Records from a collection:
***
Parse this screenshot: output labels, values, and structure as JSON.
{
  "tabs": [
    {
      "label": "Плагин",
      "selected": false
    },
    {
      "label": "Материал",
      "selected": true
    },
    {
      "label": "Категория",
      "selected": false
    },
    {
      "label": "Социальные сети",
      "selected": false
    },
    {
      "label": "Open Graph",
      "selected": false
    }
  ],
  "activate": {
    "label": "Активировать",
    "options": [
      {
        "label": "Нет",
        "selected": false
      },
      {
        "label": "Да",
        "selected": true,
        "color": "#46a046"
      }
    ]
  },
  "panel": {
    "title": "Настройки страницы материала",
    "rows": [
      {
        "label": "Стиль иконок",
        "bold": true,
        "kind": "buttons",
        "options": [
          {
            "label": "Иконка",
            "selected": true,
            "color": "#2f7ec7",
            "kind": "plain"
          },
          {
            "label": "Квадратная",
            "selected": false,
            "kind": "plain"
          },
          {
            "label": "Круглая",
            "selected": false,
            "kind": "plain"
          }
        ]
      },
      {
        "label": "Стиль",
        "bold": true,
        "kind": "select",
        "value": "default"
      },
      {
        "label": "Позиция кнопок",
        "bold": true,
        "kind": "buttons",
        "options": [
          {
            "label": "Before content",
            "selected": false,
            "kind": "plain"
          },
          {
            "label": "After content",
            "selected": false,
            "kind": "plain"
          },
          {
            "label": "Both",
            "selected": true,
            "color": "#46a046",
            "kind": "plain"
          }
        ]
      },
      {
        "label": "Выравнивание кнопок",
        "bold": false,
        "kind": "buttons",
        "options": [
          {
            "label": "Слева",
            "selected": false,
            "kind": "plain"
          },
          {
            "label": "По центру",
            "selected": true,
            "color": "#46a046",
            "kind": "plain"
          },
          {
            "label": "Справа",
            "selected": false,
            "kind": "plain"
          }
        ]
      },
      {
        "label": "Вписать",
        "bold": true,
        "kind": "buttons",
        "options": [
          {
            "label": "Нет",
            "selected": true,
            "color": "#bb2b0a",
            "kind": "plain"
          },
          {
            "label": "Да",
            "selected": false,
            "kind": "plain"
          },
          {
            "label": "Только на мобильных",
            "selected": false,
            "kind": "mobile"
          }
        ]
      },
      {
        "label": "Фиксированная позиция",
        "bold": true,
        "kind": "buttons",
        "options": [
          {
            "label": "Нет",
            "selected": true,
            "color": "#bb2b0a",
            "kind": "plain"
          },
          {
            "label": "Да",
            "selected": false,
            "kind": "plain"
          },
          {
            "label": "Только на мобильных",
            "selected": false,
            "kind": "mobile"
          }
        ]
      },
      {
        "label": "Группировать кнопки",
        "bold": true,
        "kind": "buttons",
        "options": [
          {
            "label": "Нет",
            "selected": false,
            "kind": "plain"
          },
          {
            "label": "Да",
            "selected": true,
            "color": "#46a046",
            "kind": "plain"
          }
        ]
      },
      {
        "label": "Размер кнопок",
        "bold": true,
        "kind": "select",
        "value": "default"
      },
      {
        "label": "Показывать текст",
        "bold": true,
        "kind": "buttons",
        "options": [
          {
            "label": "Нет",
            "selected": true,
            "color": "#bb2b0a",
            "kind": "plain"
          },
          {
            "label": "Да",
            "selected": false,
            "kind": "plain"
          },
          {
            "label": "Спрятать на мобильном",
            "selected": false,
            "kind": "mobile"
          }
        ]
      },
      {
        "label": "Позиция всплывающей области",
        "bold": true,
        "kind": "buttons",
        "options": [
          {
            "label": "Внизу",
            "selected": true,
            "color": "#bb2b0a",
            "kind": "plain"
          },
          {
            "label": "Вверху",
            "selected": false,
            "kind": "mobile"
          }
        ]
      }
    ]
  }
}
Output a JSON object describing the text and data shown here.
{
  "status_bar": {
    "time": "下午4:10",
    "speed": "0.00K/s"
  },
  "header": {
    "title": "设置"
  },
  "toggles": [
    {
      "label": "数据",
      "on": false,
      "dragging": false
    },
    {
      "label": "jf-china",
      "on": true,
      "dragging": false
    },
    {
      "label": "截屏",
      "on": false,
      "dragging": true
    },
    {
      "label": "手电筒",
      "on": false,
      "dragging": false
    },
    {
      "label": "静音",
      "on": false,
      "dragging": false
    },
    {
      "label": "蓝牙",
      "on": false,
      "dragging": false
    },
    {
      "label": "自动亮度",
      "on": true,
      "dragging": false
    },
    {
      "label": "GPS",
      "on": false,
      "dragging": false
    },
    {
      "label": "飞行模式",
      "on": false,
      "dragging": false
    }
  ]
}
***
WHAT YOU ARE ASKED TO DO: Extract every record and return it verbatim.

RESULT OF THIS EXERCISE:
Parse this screenshot: output labels, values, and structure as JSON.
{
  "tabs": [
    {
      "label": "Плагин",
      "selected": false
    },
    {
      "label": "Материал",
      "selected": true
    },
    {
      "label": "Категория",
      "selected": false
    },
    {
      "label": "Социальные сети",
      "selected": false
    },
    {
      "label": "Open Graph",
      "selected": false
    }
  ],
  "activate": {
    "label": "Активировать",
    "options": [
      {
        "label": "Нет",
        "selected": false
      },
      {
        "label": "Да",
        "selected": true,
        "color": "#46a046"
      }
    ]
  },
  "panel": {
    "title": "Настройки страницы материала",
    "rows": [
      {
        "label": "Стиль иконок",
        "bold": true,
        "kind": "buttons",
        "options": [
          {
            "label": "Иконка",
            "selected": true,
            "color": "#2f7ec7",
            "kind": "plain"
          },
          {
            "label": "Квадратная",
            "selected": false,
            "kind": "plain"
          },
          {
            "label": "Круглая",
            "selected": false,
            "kind": "plain"
          }
        ]
      },
      {
        "label": "Стиль",
        "bold": true,
        "kind": "select",
        "value": "default"
      },
      {
        "label": "Позиция кнопок",
        "bold": true,
        "kind": "buttons",
        "options": [
          {
            "label": "Before content",
            "selected": false,
            "kind": "plain"
          },
          {
            "label": "After content",
            "selected": false,
            "kind": "plain"
          },
          {
            "label": "Both",
            "selected": true,
            "color": "#46a046",
            "kind": "plain"
          }
        ]
      },
      {
        "label": "Выравнивание кнопок",
        "bold": false,
        "kind": "buttons",
        "options": [
          {
            "label": "Слева",
            "selected": false,
            "kind": "plain"
          },
          {
            "label": "По центру",
            "selected": true,
            "color": "#46a046",
            "kind": "plain"
          },
          {
            "label": "Справа",
            "selected": false,
            "kind": "plain"
          }
        ]
      },
      {
        "label": "Вписать",
        "bold": true,
        "kind": "buttons",
        "options": [
          {
            "label": "Нет",
            "selected": true,
            "color": "#bb2b0a",
            "kind": "plain"
          },
          {
            "label": "Да",
            "selected": false,
            "kind": "plain"
          },
          {
            "label": "Только на мобильных",
            "selected": false,
            "kind": "mobile"
          }
        ]
      },
      {
        "label": "Фиксированная позиция",
        "bold": true,
        "kind": "buttons",
        "options": [
          {
            "label": "Нет",
            "selected": true,
            "color": "#bb2b0a",
            "kind": "plain"
          },
          {
            "label": "Да",
            "selected": false,
            "kind": "plain"
          },
          {
            "label": "Только на мобильных",
            "selected": false,
            "kind": "mobile"
          }
        ]
      },
      {
        "label": "Группировать кнопки",
        "bold": true,
        "kind": "buttons",
        "options": [
          {
            "label": "Нет",
            "selected": false,
            "kind": "plain"
          },
          {
            "label": "Да",
            "selected": true,
            "color": "#46a046",
            "kind": "plain"
          }
        ]
      },
      {
        "label": "Размер кнопок",
        "bold": true,
        "kind": "select",
        "value": "default"
      },
      {
        "label": "Показывать текст",
        "bold": true,
        "kind": "buttons",
        "options": [
          {
            "label": "Нет",
            "selected": true,
            "color": "#bb2b0a",
            "kind": "plain"
          },
          {
            "label": "Да",
            "selected": false,
            "kind": "plain"
          },
          {
            "label": "Спрятать на мобильном",
            "selected": false,
            "kind": "mobile"
          }
        ]
      },
      {
        "label": "Позиция всплывающей области",
        "bold": true,
        "kind": "buttons",
        "options": [
          {
            "label": "Внизу",
            "selected": true,
            "color": "#bb2b0a",
            "kind": "plain"
          },
          {
            "label": "Вверху",
            "selected": false,
            "kind": "mobile"
          }
        ]
      }
    ]
  }
}
Output a JSON object describing the text and data shown here.
{
  "status_bar": {
    "time": "下午4:10",
    "speed": "0.00K/s"
  },
  "header": {
    "title": "设置"
  },
  "toggles": [
    {
      "label": "数据",
      "on": false,
      "dragging": false
    },
    {
      "label": "jf-china",
      "on": true,
      "dragging": false
    },
    {
      "label": "截屏",
      "on": false,
      "dragging": true
    },
    {
      "label": "手电筒",
      "on": false,
      "dragging": false
    },
    {
      "label": "静音",
      "on": false,
      "dragging": false
    },
    {
      "label": "蓝牙",
      "on": false,
      "dragging": false
    },
    {
      "label": "自动亮度",
      "on": true,
      "dragging": false
    },
    {
      "label": "GPS",
      "on": false,
      "dragging": false
    },
    {
      "label": "飞行模式",
      "on": false,
      "dragging": false
    }
  ]
}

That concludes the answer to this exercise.